**PROBLEM DESCRIPTION:** Set down the lines of the listing exactly as they appear, starting with the line that contains "rank-label: 3: [242, 183, 253, 192]" and going on through the line that contains "Identify all the", both included.

━━━ RECORDS FOR THIS TASK

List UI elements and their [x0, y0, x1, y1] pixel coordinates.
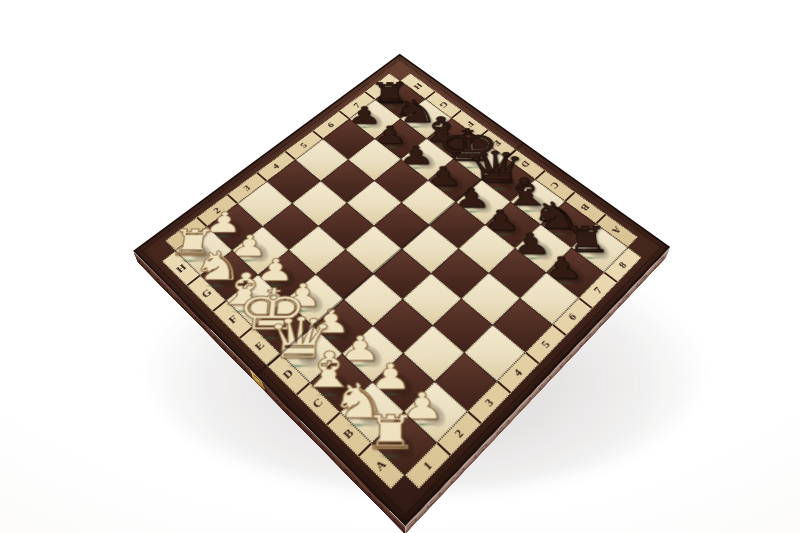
rank-label: 3: [242, 183, 253, 192]
square-d4[interactable]: [373, 249, 431, 299]
rank-label: 4: [271, 162, 282, 171]
piece-contact-shadow: [290, 340, 326, 374]
file-label: A: [373, 458, 389, 473]
photo-background: HGFEDCBA HGFEDCBA 87654321 87654321 ♜♞♝♚…: [0, 0, 800, 533]
file-label: D: [281, 368, 296, 382]
rank-label: 1: [421, 459, 435, 472]
square-b2[interactable]: ♟: [372, 353, 434, 411]
scene: HGFEDCBA HGFEDCBA 87654321 87654321 ♜♞♝♚…: [0, 0, 800, 533]
piece-contact-shadow: [322, 313, 358, 346]
rank-label: 5: [299, 141, 310, 149]
piece-contact-shadow: [350, 397, 388, 434]
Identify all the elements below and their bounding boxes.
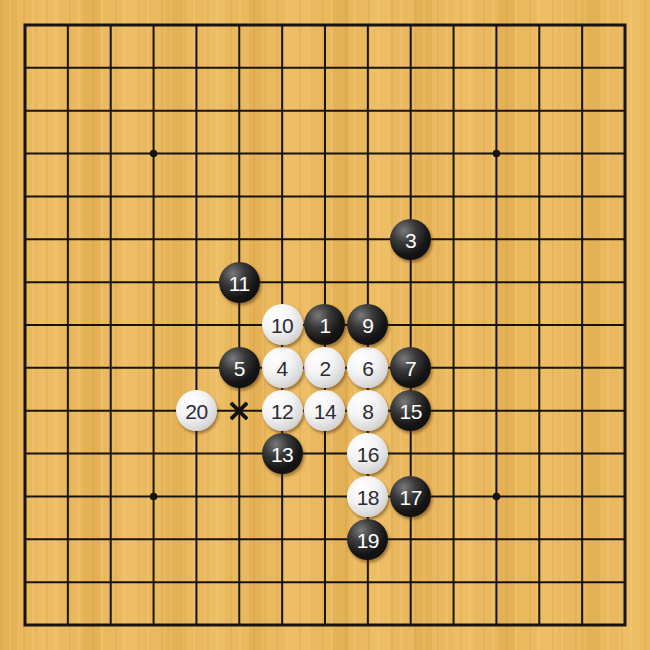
stone-white-8: 8 xyxy=(347,390,388,431)
move-number: 14 xyxy=(314,401,336,422)
move-number: 4 xyxy=(277,358,288,379)
stone-black-19: 19 xyxy=(347,519,388,560)
move-number: 11 xyxy=(229,272,250,293)
gomoku-diagram: 1234567891011121314151617181920 xyxy=(0,0,650,650)
stone-white-12: 12 xyxy=(262,390,303,431)
stone-black-9: 9 xyxy=(347,304,388,345)
stone-white-20: 20 xyxy=(176,390,217,431)
stone-black-17: 17 xyxy=(390,476,431,517)
stone-black-13: 13 xyxy=(262,433,303,474)
stone-white-6: 6 xyxy=(347,347,388,388)
x-marker xyxy=(227,399,251,423)
move-number: 5 xyxy=(234,358,245,379)
move-number: 1 xyxy=(319,315,330,336)
stone-white-10: 10 xyxy=(262,304,303,345)
move-number: 3 xyxy=(405,229,416,250)
move-number: 16 xyxy=(357,444,379,465)
stone-black-7: 7 xyxy=(390,347,431,388)
move-number: 6 xyxy=(362,358,373,379)
stone-white-14: 14 xyxy=(304,390,345,431)
stone-black-11: 11 xyxy=(219,262,260,303)
move-number: 2 xyxy=(319,358,330,379)
move-number: 8 xyxy=(362,401,373,422)
move-number: 7 xyxy=(405,358,416,379)
gomoku-board[interactable]: 1234567891011121314151617181920 xyxy=(0,0,650,650)
move-number: 10 xyxy=(271,315,293,336)
stone-black-1: 1 xyxy=(304,304,345,345)
stones-layer: 1234567891011121314151617181920 xyxy=(4,4,647,647)
stone-white-4: 4 xyxy=(262,347,303,388)
stone-black-5: 5 xyxy=(219,347,260,388)
stone-white-2: 2 xyxy=(304,347,345,388)
move-number: 15 xyxy=(400,401,422,422)
stone-black-3: 3 xyxy=(390,219,431,260)
stone-black-15: 15 xyxy=(390,390,431,431)
move-number: 19 xyxy=(357,529,379,550)
move-number: 20 xyxy=(185,401,207,422)
move-number: 12 xyxy=(271,401,293,422)
move-number: 13 xyxy=(271,444,293,465)
stone-white-18: 18 xyxy=(347,476,388,517)
move-number: 9 xyxy=(362,315,373,336)
move-number: 17 xyxy=(400,486,422,507)
move-number: 18 xyxy=(357,486,379,507)
stone-white-16: 16 xyxy=(347,433,388,474)
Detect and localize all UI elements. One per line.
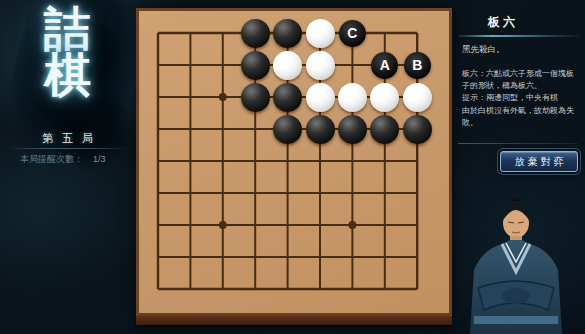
page-title-calligraphy: 詰 棋 bbox=[0, 6, 135, 98]
puzzle-description: 板六：六點或六子形成一個塊板子的形狀，稱為板六。 提示：兩邊同型，中央有棋 由於… bbox=[462, 68, 580, 129]
white-stone bbox=[370, 83, 399, 112]
white-stone bbox=[273, 51, 302, 80]
puzzle-title: 板六 bbox=[458, 14, 548, 31]
puzzle-objective: 黑先殺白。 bbox=[462, 44, 580, 56]
hint-counter: 本局提醒次數：1/3 bbox=[20, 153, 130, 166]
calligraphy-char-top: 詰 bbox=[0, 6, 135, 52]
puzzle-info-panel: 板六 黑先殺白。 板六：六點或六子形成一個塊板子的形狀，稱為板六。 提示：兩邊同… bbox=[458, 0, 585, 334]
black-stone bbox=[273, 19, 302, 48]
character-portrait bbox=[448, 196, 578, 334]
black-stone bbox=[241, 19, 270, 48]
black-stone bbox=[338, 115, 367, 144]
game-screen: 詰 棋 第五局 本局提醒次數：1/3 CAB 板六 黑先殺白。 板六：六點或六子… bbox=[0, 0, 585, 334]
star-point bbox=[219, 221, 227, 229]
calligraphy-char-bottom: 棋 bbox=[0, 52, 135, 98]
black-stone bbox=[370, 115, 399, 144]
black-stone bbox=[306, 115, 335, 144]
black-stone bbox=[273, 83, 302, 112]
hint-counter-value: 1/3 bbox=[93, 154, 106, 164]
choice-marker-B[interactable]: B bbox=[404, 52, 431, 79]
board-side-edge bbox=[136, 316, 452, 325]
choice-marker-C[interactable]: C bbox=[339, 20, 366, 47]
black-stone bbox=[403, 115, 432, 144]
black-stone bbox=[273, 115, 302, 144]
white-stone bbox=[306, 51, 335, 80]
white-stone bbox=[306, 83, 335, 112]
white-stone bbox=[306, 19, 335, 48]
choice-marker-A[interactable]: A bbox=[371, 52, 398, 79]
star-point bbox=[219, 93, 227, 101]
divider bbox=[8, 148, 127, 149]
forfeit-button[interactable]: 放棄對弈 bbox=[500, 151, 578, 172]
go-board[interactable]: CAB bbox=[136, 8, 452, 316]
black-stone bbox=[241, 83, 270, 112]
black-stone bbox=[241, 51, 270, 80]
round-label: 第五局 bbox=[0, 131, 135, 146]
white-stone bbox=[403, 83, 432, 112]
hint-counter-label: 本局提醒次數： bbox=[20, 154, 83, 164]
title-underline bbox=[458, 35, 582, 37]
left-panel: 詰 棋 第五局 本局提醒次數：1/3 bbox=[0, 0, 135, 334]
divider bbox=[458, 143, 578, 144]
white-stone bbox=[338, 83, 367, 112]
star-point bbox=[348, 221, 356, 229]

━━━━━━

**EXERCISE RESPONSE:**
rank-label: 3: [242, 183, 253, 192]
square-d4[interactable]: [373, 249, 431, 299]
rank-label: 4: [271, 162, 282, 171]
piece-contact-shadow: [290, 340, 326, 374]
file-label: A: [373, 458, 389, 473]
photo-background: HGFEDCBA HGFEDCBA 87654321 87654321 ♜♞♝♚…: [0, 0, 800, 533]
file-label: D: [281, 368, 296, 382]
rank-label: 1: [421, 459, 435, 472]
square-b2[interactable]: ♟: [372, 353, 434, 411]
scene: HGFEDCBA HGFEDCBA 87654321 87654321 ♜♞♝♚…: [0, 0, 800, 533]
piece-contact-shadow: [322, 313, 358, 346]
rank-label: 5: [299, 141, 310, 149]
piece-contact-shadow: [350, 397, 388, 434]
Identify all the elements below and their bounding boxes.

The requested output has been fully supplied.